— Exercise task —
Lift out, unaltered, the lines of the material below between the line holding "Extract the structured" and the line holding "Transcribe this image's", counting both.

(Dataset items)
------------------------------------------------
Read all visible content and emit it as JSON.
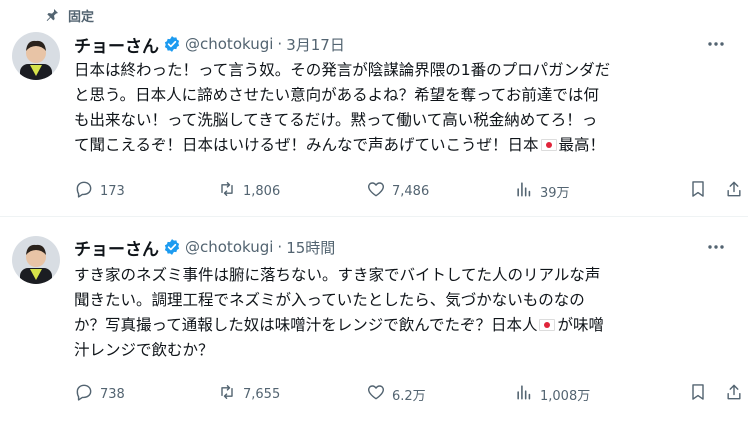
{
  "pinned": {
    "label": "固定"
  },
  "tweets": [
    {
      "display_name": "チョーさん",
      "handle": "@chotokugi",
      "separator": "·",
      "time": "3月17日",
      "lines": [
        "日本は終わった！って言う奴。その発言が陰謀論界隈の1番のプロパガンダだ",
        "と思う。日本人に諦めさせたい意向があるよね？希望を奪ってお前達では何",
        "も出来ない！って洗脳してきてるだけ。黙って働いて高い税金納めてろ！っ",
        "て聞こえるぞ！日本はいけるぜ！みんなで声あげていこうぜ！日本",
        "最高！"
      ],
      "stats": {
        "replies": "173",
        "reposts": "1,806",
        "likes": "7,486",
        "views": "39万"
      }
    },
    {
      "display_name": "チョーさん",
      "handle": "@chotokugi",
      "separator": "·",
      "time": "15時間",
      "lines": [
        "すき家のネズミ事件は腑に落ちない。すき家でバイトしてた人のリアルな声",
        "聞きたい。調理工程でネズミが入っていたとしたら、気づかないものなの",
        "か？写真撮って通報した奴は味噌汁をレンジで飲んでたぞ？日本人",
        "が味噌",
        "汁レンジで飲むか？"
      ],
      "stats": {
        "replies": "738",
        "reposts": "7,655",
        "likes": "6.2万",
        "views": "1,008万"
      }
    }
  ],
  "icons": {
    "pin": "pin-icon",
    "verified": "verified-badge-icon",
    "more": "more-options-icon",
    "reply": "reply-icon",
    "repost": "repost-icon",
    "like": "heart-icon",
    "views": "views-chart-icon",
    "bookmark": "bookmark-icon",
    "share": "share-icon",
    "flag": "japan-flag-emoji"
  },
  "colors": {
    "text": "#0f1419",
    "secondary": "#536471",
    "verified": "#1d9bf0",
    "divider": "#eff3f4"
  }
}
------------------------------------------------
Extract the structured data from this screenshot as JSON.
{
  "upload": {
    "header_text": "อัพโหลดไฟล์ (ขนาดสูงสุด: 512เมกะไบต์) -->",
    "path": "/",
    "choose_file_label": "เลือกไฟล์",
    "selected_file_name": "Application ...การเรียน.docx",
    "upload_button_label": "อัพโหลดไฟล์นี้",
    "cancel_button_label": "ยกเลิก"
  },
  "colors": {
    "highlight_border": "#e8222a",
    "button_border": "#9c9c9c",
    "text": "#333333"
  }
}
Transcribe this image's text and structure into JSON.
------------------------------------------------
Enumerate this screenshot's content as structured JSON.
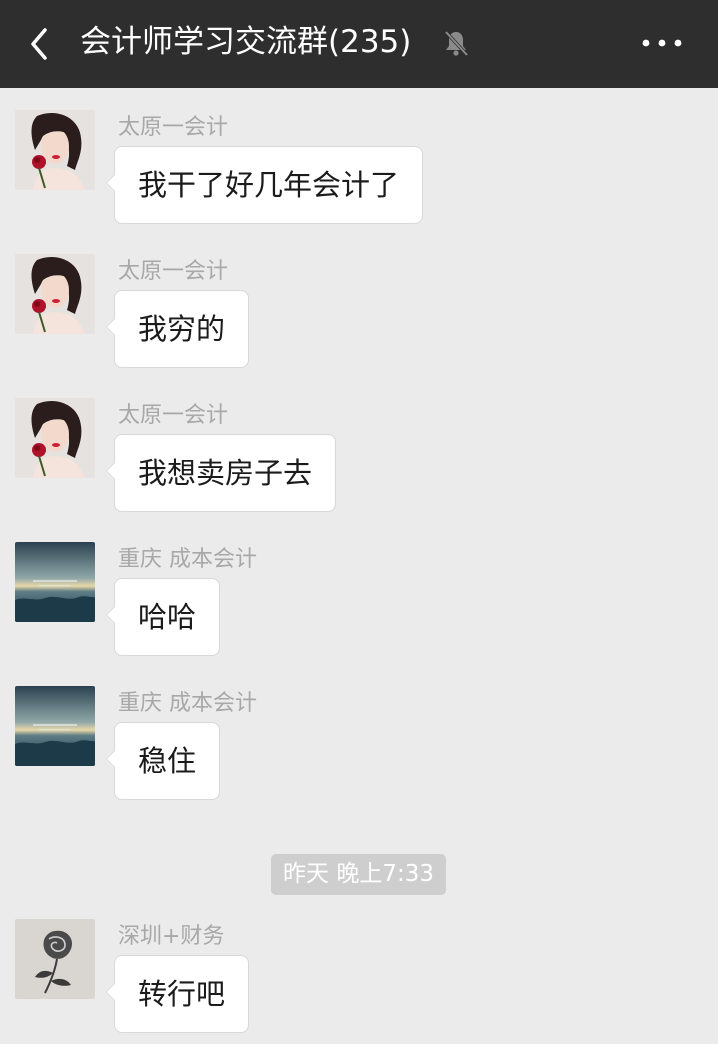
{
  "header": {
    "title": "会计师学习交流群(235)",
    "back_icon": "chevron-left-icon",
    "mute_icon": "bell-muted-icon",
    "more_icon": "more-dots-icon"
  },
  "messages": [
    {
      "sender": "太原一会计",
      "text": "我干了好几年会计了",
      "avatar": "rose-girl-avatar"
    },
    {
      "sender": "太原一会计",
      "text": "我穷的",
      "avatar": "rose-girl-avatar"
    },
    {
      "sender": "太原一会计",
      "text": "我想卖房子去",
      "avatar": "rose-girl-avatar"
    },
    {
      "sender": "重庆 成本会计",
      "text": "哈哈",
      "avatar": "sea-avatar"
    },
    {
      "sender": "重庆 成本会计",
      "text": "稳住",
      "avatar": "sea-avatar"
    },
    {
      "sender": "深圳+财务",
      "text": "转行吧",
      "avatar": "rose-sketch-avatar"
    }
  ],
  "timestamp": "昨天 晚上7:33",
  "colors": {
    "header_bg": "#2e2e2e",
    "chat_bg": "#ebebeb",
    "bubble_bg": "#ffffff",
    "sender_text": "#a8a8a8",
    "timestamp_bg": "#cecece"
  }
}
------------------------------------------------
— Complete response —
Extract the structured data from this screenshot as JSON.
{
  "upload": {
    "header_text": "อัพโหลดไฟล์ (ขนาดสูงสุด: 512เมกะไบต์) -->",
    "path": "/",
    "choose_file_label": "เลือกไฟล์",
    "selected_file_name": "Application ...การเรียน.docx",
    "upload_button_label": "อัพโหลดไฟล์นี้",
    "cancel_button_label": "ยกเลิก"
  },
  "colors": {
    "highlight_border": "#e8222a",
    "button_border": "#9c9c9c",
    "text": "#333333"
  }
}
Transcribe this image's text and structure into JSON.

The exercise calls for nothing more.